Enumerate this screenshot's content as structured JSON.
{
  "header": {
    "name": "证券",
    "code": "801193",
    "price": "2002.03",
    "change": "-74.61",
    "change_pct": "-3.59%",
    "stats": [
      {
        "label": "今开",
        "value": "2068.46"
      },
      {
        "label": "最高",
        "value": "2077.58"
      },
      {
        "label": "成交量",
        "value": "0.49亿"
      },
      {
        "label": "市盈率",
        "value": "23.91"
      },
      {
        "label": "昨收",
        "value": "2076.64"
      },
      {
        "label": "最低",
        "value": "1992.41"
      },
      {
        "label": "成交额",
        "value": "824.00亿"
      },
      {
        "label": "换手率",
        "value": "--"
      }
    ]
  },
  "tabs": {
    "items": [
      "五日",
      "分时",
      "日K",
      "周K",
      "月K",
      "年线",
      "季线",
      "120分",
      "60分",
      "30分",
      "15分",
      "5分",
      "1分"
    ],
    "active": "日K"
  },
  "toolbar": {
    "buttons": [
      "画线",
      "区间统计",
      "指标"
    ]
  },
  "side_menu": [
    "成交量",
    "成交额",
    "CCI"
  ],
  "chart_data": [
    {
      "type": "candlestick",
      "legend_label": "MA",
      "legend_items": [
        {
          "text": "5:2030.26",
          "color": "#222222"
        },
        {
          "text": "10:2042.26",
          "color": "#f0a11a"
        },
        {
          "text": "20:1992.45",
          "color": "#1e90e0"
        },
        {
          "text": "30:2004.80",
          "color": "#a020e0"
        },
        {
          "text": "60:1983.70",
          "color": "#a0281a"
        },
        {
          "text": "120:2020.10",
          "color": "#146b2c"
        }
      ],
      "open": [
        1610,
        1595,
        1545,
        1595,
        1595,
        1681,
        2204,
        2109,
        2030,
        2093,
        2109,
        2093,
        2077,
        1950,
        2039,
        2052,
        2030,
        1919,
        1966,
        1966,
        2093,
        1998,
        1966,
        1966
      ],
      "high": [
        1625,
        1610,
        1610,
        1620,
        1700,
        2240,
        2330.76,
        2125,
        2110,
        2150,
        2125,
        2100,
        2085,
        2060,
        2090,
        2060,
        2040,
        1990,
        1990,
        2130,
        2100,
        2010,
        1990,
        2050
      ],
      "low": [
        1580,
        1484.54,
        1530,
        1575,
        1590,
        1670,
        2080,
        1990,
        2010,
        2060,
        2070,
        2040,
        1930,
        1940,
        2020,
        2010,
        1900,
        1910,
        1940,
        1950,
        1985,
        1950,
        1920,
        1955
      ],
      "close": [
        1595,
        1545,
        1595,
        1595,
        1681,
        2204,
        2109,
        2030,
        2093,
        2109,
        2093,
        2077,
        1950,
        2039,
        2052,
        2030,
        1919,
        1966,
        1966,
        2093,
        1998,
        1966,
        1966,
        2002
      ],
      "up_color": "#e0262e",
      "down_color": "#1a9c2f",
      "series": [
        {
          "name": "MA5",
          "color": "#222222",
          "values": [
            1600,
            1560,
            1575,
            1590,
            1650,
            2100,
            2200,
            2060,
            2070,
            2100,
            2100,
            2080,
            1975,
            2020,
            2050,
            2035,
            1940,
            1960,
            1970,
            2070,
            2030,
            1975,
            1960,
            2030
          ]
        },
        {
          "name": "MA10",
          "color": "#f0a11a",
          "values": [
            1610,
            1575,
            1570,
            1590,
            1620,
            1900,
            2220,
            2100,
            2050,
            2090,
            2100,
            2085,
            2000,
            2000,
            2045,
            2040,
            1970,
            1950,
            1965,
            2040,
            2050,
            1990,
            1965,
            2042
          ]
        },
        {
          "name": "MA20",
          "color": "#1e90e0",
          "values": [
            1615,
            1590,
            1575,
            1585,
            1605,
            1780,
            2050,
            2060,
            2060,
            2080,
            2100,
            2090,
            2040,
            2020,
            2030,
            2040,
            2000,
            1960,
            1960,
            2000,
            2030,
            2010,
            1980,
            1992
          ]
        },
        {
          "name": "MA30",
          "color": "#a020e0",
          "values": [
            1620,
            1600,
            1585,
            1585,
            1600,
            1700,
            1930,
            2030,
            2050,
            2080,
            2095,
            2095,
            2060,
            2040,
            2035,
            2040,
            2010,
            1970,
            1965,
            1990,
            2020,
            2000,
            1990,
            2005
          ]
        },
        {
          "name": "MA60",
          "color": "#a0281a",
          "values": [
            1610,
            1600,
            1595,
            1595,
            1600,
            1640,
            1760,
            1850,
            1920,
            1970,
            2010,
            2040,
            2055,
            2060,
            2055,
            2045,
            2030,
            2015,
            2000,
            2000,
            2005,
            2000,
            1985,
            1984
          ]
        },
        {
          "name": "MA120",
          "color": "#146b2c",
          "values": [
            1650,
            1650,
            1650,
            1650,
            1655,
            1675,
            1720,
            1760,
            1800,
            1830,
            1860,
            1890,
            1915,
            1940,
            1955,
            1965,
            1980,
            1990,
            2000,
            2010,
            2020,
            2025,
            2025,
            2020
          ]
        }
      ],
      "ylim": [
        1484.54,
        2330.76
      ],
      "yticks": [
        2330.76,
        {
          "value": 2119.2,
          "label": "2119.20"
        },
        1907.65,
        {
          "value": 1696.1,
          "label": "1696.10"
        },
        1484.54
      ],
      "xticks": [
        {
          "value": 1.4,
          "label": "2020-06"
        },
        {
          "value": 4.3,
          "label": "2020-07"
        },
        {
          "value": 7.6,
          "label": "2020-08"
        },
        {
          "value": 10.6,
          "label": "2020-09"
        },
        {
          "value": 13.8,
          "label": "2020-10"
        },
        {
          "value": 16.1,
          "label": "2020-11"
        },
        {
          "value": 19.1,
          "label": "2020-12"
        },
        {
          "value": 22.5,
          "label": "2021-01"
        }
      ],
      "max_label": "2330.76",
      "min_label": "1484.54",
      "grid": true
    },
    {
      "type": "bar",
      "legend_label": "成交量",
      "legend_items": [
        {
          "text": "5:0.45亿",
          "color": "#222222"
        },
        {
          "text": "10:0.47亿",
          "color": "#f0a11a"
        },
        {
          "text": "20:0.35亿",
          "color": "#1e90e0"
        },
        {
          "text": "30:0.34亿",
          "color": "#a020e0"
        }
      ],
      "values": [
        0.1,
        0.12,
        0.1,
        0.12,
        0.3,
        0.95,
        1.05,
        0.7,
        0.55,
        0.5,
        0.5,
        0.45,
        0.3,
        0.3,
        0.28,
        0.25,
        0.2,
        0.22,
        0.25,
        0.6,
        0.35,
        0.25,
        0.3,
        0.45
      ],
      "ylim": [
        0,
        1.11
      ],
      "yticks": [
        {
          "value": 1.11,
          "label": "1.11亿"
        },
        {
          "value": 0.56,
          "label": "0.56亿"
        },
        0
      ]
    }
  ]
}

══════════

Read the entries above, then pull out the lines that include "name".

    "name": "证券",
          "name": "MA5",
          "name": "MA10",
          "name": "MA20",
          "name": "MA30",
          "name": "MA60",
          "name": "MA120",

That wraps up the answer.